Selected text ▸
— Begin —

1 Ggail January 19, 2012 at 5:06 pm

Well, I wouldn’t go so far as to say the horse was “Christ-like,” but I will say the movie was corny and boring, drawn completely within the lines, borrowing with a heavy hand from Black Beauty and Spirit. A big disappointment.


2 Eric Melin January 19, 2012 at 5:22 pm

Agreed. Thanks for the comment!

Maybe the scene where Joey the horse was tangled up in barbed wire and caused two warring sides to put down their arms for a moment got me thinking that. Or maybe it was the one where Joey the horse helped an injured horse by pulling his weight for him. It also could have been how all the human characters hoisted their dreams and hopes upon this wise old being (Joey the horse) to be a beacon of light that led them through the dark times of war…just sayin’.


3 joyce January 22, 2012 at 4:00 pm

I call it bore horse, endlessly galloping in and out of half baked scenarios that made me perk up temporarily only to find disappointment time and time again. The only thing tying these perplexing scenes together was the horse….and frankly he needed support. What a shame because there were some very talented actors that never got to tell any story, or be part of something tying them all together (again the horse didn’t cut it) I mean by the time boy man was reunited I was more interested in his bandages covering his eyes. I think horsey could have ran through a burning building scooping boy man up as he was inches from death and the reunion still wouldn’t have had any deep impact. Honestly, the cheeky duck at the beginning charmed me more.


4 Eric Melin January 23, 2012 at 8:08 am

There were some talented actors in the movie. Isn’t it a shame that every human in the film was essentially a supporting part? They never even really got a chance to make much of an impact.

— End —

Record set ▸

— Begin —

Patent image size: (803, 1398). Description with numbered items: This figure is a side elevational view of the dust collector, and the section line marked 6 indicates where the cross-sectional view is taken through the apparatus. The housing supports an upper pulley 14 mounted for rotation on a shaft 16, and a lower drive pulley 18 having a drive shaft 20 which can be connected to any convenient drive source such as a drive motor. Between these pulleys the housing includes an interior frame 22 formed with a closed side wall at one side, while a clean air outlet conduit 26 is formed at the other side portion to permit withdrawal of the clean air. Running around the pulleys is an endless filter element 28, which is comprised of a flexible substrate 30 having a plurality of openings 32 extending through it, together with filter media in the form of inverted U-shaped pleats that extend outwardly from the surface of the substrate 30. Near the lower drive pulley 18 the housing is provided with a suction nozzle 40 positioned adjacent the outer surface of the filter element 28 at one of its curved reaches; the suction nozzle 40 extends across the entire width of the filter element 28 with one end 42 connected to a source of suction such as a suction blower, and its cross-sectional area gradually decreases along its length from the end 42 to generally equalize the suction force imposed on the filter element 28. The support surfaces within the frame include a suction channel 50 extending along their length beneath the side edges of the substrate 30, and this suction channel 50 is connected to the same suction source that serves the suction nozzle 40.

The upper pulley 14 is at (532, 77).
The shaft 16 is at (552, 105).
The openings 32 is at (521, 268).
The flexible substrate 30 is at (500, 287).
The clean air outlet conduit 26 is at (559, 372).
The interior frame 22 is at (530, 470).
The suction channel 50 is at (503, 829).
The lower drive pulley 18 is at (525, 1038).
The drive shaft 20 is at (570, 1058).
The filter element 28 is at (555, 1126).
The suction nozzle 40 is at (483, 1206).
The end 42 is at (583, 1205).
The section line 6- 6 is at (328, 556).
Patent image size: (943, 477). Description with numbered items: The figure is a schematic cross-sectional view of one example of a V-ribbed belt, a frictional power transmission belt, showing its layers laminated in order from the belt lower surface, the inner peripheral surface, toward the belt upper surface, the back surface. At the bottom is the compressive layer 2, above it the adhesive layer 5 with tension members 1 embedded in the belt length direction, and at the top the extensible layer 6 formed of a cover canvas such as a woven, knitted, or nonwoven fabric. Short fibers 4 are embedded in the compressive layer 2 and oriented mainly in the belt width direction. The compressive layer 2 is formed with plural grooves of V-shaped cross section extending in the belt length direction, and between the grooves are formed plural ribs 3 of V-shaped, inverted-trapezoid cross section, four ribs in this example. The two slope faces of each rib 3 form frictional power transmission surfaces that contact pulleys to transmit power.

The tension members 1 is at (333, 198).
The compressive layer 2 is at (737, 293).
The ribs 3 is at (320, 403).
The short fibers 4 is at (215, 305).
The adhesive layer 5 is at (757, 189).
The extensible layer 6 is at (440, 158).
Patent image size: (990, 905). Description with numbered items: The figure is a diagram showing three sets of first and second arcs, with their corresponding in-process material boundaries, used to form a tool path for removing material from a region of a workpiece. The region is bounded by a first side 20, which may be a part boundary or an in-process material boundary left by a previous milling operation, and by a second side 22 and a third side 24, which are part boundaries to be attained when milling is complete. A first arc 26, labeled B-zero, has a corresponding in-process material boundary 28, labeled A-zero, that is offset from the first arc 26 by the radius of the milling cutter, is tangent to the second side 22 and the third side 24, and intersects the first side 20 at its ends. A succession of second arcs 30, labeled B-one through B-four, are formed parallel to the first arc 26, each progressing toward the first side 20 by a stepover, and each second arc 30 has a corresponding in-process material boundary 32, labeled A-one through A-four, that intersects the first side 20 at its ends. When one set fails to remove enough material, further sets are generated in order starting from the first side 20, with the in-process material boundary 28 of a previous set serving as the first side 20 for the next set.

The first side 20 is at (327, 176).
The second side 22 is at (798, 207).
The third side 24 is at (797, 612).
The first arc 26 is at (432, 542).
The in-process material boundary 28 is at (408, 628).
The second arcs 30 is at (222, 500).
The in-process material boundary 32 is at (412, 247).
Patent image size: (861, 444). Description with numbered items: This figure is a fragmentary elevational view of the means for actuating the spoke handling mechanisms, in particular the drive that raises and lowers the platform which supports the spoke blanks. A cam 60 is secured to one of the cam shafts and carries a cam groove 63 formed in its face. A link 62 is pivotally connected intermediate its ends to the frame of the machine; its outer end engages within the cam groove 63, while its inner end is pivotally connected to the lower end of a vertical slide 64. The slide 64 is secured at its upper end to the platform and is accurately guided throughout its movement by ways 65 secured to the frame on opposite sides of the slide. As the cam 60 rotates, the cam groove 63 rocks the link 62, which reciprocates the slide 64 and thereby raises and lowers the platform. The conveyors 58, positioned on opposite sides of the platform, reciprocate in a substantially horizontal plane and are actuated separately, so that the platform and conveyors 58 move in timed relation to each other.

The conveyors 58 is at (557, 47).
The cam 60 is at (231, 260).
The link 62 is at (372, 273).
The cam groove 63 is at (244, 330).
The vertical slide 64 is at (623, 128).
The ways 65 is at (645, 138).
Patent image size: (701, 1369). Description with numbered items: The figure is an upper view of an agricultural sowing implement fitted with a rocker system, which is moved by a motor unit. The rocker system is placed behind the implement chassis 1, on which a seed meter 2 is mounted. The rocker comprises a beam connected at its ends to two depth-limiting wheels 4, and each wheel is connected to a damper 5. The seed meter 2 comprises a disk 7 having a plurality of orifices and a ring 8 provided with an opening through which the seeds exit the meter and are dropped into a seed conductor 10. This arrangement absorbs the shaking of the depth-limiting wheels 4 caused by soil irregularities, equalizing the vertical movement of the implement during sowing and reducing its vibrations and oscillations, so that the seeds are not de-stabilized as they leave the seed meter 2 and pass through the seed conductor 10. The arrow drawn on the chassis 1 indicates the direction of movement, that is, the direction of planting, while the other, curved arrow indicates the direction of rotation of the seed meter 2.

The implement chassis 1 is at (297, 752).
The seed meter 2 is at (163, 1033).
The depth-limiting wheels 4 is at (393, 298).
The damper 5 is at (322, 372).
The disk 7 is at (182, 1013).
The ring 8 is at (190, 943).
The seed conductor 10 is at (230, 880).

— End —

Challenges ▸
**A)** Please list the name of every person who posted a comment in the comment thread.
**B)** In the comment thread, which two films does Ggail say the movie borrows from?
The records have no connection to the comment thread.

Results for the exercise ▸
**A)** Ggail, Eric Melin, joyce

**B)** Black Beauty and Spirit.